DATA SHOWN |
------------------------------------------------------------------------
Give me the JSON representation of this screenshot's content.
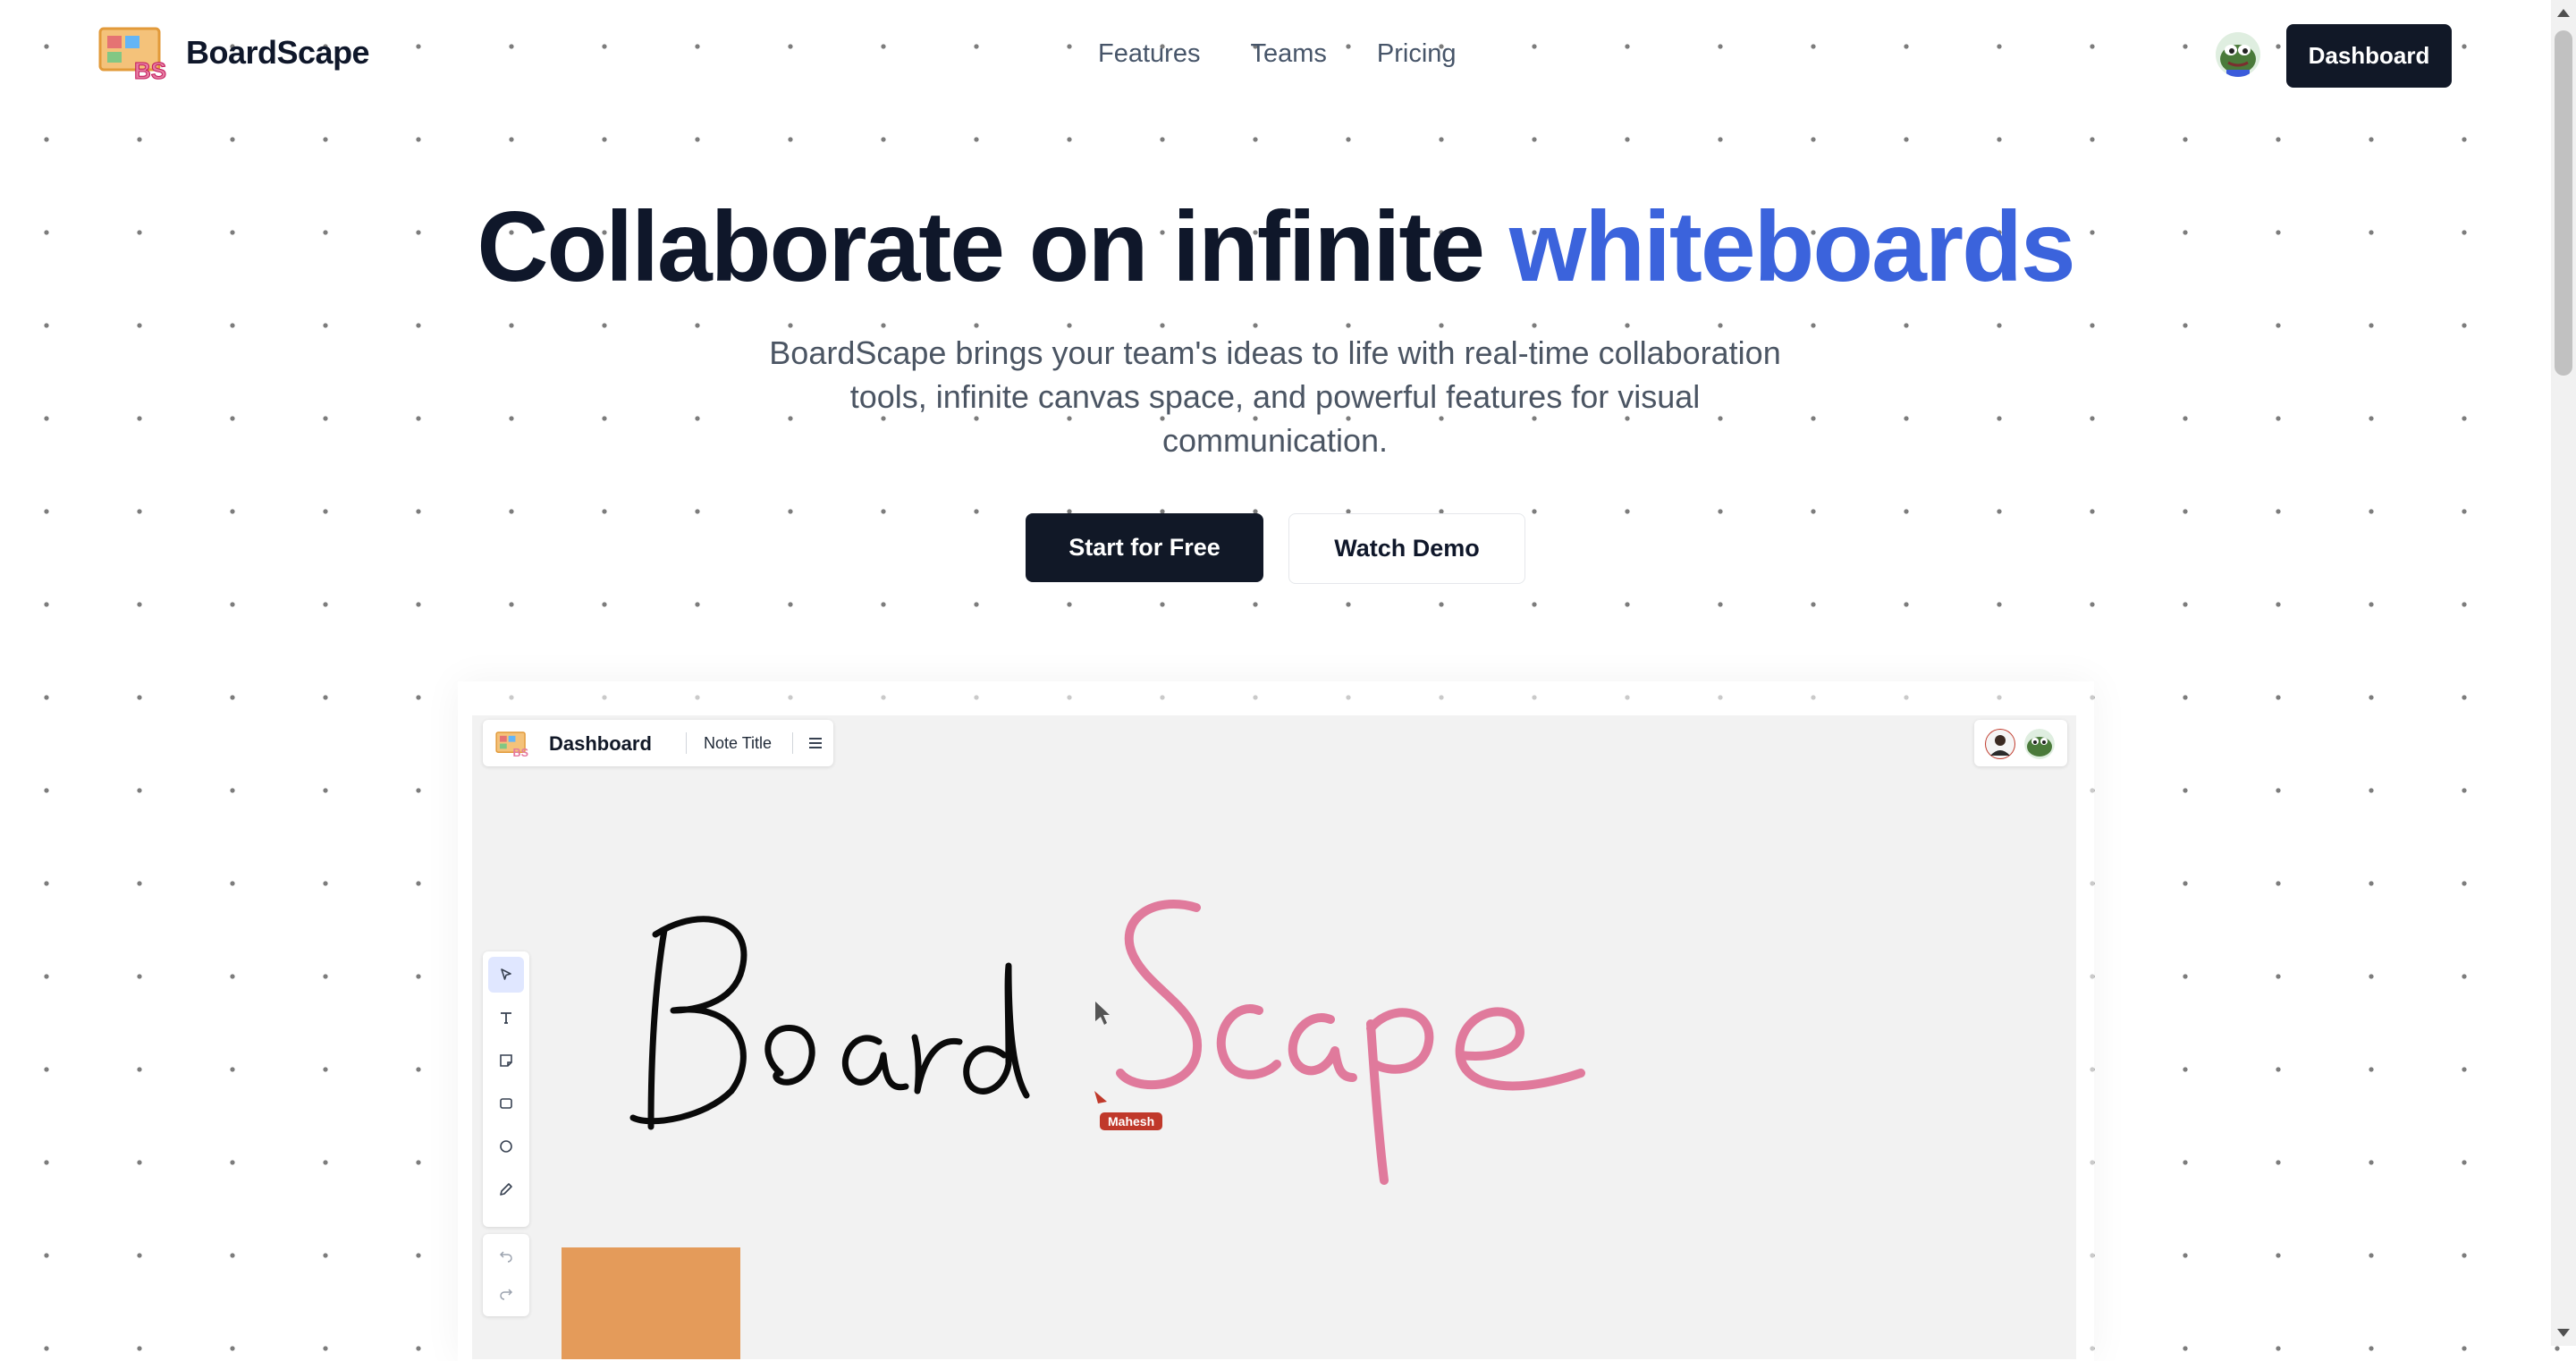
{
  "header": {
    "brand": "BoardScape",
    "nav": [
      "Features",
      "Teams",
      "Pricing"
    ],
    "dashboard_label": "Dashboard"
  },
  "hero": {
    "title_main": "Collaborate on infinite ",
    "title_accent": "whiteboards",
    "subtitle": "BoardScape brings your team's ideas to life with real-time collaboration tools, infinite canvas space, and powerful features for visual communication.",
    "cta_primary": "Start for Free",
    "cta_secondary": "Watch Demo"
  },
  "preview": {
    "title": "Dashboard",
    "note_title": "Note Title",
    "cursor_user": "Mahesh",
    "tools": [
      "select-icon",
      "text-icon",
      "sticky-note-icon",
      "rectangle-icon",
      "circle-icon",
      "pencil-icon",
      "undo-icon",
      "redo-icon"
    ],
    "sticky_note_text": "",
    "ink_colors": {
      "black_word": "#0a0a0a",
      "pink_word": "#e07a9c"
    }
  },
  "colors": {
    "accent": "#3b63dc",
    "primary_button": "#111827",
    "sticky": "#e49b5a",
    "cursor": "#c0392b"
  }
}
------------------------------------------------------------------------
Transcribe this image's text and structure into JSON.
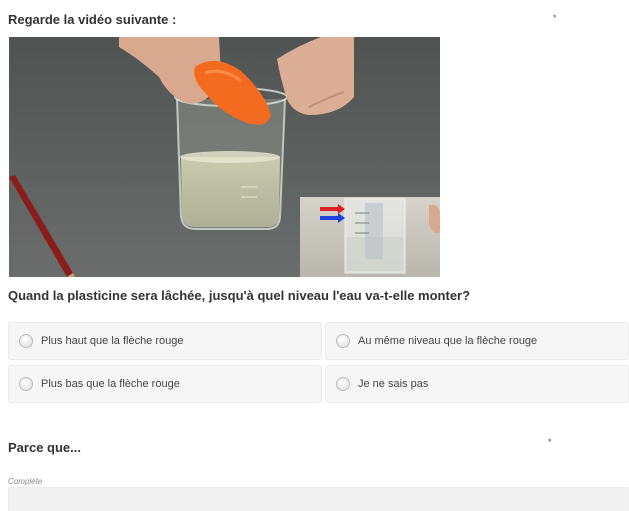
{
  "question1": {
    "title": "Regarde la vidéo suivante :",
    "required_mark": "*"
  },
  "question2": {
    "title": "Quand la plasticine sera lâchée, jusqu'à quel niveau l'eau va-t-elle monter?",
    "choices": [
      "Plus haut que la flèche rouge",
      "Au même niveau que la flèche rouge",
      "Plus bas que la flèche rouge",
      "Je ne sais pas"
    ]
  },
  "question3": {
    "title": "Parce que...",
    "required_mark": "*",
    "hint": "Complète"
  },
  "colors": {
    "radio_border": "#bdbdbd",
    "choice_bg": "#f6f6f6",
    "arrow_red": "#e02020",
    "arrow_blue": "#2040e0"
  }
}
------------------------------------------------------------------------
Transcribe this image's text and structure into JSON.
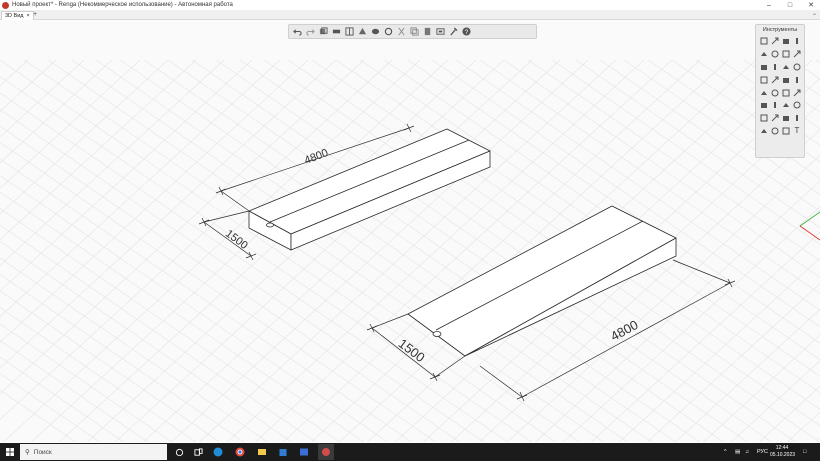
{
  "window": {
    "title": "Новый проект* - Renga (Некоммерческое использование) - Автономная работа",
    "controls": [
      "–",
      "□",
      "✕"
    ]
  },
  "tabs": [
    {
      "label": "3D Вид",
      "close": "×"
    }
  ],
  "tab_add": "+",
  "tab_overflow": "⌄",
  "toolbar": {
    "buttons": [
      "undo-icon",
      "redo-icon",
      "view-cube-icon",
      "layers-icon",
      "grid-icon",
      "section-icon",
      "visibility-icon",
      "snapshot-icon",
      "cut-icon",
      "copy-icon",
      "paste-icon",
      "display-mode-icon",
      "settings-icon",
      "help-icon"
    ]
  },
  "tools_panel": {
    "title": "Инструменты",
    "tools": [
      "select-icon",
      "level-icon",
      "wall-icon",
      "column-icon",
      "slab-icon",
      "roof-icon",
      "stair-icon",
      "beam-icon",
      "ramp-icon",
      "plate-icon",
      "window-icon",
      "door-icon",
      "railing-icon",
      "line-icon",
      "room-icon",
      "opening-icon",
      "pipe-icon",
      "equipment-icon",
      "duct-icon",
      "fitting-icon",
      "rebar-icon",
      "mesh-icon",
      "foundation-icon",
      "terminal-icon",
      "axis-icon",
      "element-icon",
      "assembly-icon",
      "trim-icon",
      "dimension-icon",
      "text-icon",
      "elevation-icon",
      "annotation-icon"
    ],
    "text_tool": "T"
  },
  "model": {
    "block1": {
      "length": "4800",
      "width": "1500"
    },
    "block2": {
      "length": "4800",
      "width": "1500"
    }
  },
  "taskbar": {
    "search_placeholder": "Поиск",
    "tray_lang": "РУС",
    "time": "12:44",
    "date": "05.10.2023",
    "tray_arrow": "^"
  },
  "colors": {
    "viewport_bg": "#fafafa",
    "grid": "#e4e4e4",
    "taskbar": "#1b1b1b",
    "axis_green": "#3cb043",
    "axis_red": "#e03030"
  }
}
------------------------------------------------------------------------
WHAT IS REQUIRED | Gather all lines where the word "Dashboard" appears.

IN RESPONSE |
    "dashboard_label": "Dashboard"
    "title": "Dashboard",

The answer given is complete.